PROBLEM STATEMENT —
Please give the listing again, word for word, with nothing left out.

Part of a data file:

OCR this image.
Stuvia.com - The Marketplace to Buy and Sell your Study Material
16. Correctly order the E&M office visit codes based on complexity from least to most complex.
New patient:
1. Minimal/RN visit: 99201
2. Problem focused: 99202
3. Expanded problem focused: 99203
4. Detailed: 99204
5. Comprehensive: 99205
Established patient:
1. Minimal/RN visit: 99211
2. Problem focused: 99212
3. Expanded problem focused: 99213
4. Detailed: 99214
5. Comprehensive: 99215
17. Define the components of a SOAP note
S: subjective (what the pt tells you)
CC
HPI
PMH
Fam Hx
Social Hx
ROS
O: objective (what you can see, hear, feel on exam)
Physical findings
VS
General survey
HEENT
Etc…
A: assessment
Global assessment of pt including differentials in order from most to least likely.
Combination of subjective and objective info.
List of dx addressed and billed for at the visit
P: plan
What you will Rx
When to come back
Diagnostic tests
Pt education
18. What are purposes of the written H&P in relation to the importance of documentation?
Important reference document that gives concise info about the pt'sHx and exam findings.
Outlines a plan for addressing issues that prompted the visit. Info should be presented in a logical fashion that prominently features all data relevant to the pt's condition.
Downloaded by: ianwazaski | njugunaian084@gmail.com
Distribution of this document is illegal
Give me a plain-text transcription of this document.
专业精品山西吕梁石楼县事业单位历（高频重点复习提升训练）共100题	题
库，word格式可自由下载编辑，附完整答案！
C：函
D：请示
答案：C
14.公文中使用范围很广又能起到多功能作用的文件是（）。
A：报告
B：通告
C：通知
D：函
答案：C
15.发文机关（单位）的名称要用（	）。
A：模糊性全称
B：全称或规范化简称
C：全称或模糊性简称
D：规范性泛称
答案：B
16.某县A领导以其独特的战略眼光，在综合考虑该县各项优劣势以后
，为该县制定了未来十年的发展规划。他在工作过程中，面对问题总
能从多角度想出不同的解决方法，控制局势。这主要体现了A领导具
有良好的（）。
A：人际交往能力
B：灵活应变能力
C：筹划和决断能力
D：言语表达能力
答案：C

IN RESPONSE —
OCR this image.
Stuvia.com - The Marketplace to Buy and Sell your Study Material
16. Correctly order the E&M office visit codes based on complexity from least to most complex.
New patient:
1. Minimal/RN visit: 99201
2. Problem focused: 99202
3. Expanded problem focused: 99203
4. Detailed: 99204
5. Comprehensive: 99205
Established patient:
1. Minimal/RN visit: 99211
2. Problem focused: 99212
3. Expanded problem focused: 99213
4. Detailed: 99214
5. Comprehensive: 99215
17. Define the components of a SOAP note
S: subjective (what the pt tells you)
CC
HPI
PMH
Fam Hx
Social Hx
ROS
O: objective (what you can see, hear, feel on exam)
Physical findings
VS
General survey
HEENT
Etc…
A: assessment
Global assessment of pt including differentials in order from most to least likely.
Combination of subjective and objective info.
List of dx addressed and billed for at the visit
P: plan
What you will Rx
When to come back
Diagnostic tests
Pt education
18. What are purposes of the written H&P in relation to the importance of documentation?
Important reference document that gives concise info about the pt'sHx and exam findings.
Outlines a plan for addressing issues that prompted the visit. Info should be presented in a logical fashion that prominently features all data relevant to the pt's condition.
Downloaded by: ianwazaski | njugunaian084@gmail.com
Distribution of this document is illegal
Give me a plain-text transcription of this document.
专业精品山西吕梁石楼县事业单位历（高频重点复习提升训练）共100题	题
库，word格式可自由下载编辑，附完整答案！
C：函
D：请示
答案：C
14.公文中使用范围很广又能起到多功能作用的文件是（）。
A：报告
B：通告
C：通知
D：函
答案：C
15.发文机关（单位）的名称要用（	）。
A：模糊性全称
B：全称或规范化简称
C：全称或模糊性简称
D：规范性泛称
答案：B
16.某县A领导以其独特的战略眼光，在综合考虑该县各项优劣势以后
，为该县制定了未来十年的发展规划。他在工作过程中，面对问题总
能从多角度想出不同的解决方法，控制局势。这主要体现了A领导具
有良好的（）。
A：人际交往能力
B：灵活应变能力
C：筹划和决断能力
D：言语表达能力
答案：C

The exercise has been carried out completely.